***** Record excerpts

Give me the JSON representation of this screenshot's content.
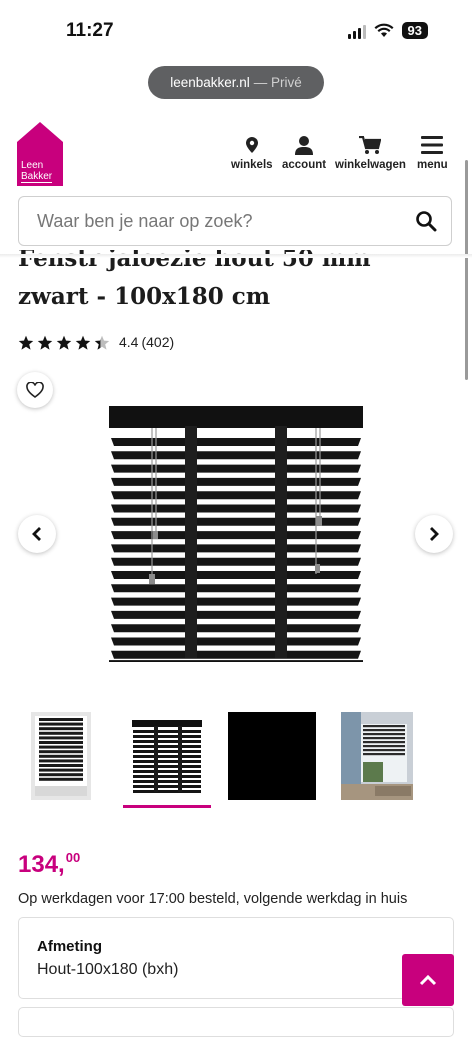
{
  "status_bar": {
    "time": "11:27",
    "battery": "93"
  },
  "browser": {
    "domain": "leenbakker.nl",
    "mode": "— Privé"
  },
  "brand": {
    "line1": "Leen",
    "line2": "Bakker",
    "color": "#c8007d"
  },
  "nav": [
    {
      "label": "winkels",
      "icon": "location-pin-icon"
    },
    {
      "label": "account",
      "icon": "user-icon"
    },
    {
      "label": "winkelwagen",
      "icon": "cart-icon"
    },
    {
      "label": "menu",
      "icon": "hamburger-menu-icon"
    }
  ],
  "search": {
    "placeholder": "Waar ben je naar op zoek?"
  },
  "product": {
    "title_line1": "Fenstr jaloezie hout 50 mm",
    "title_line2": "zwart - 100x180 cm",
    "rating": "4.4",
    "rating_count": "(402)",
    "stars": 4.4,
    "price_main": "134,",
    "price_cents": "00",
    "delivery": "Op werkdagen voor 17:00 besteld, volgende werkdag in huis",
    "option_label": "Afmeting",
    "option_value": "Hout-100x180 (bxh)"
  },
  "thumbnails": [
    "window-with-blind",
    "blind-front",
    "black-color-swatch",
    "room-photo"
  ],
  "active_thumbnail": 1
}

**********

Will you restate every entry word for word and omit the images?

Give me the JSON representation of this screenshot's content.
{
  "status_bar": {
    "time": "11:27",
    "battery": "93"
  },
  "browser": {
    "domain": "leenbakker.nl",
    "mode": "— Privé"
  },
  "brand": {
    "line1": "Leen",
    "line2": "Bakker",
    "color": "#c8007d"
  },
  "nav": [
    {
      "label": "winkels",
      "icon": "location-pin-icon"
    },
    {
      "label": "account",
      "icon": "user-icon"
    },
    {
      "label": "winkelwagen",
      "icon": "cart-icon"
    },
    {
      "label": "menu",
      "icon": "hamburger-menu-icon"
    }
  ],
  "search": {
    "placeholder": "Waar ben je naar op zoek?"
  },
  "product": {
    "title_line1": "Fenstr jaloezie hout 50 mm",
    "title_line2": "zwart - 100x180 cm",
    "rating": "4.4",
    "rating_count": "(402)",
    "stars": 4.4,
    "price_main": "134,",
    "price_cents": "00",
    "delivery": "Op werkdagen voor 17:00 besteld, volgende werkdag in huis",
    "option_label": "Afmeting",
    "option_value": "Hout-100x180 (bxh)"
  },
  "thumbnails": [
    "window-with-blind",
    "blind-front",
    "black-color-swatch",
    "room-photo"
  ],
  "active_thumbnail": 1
}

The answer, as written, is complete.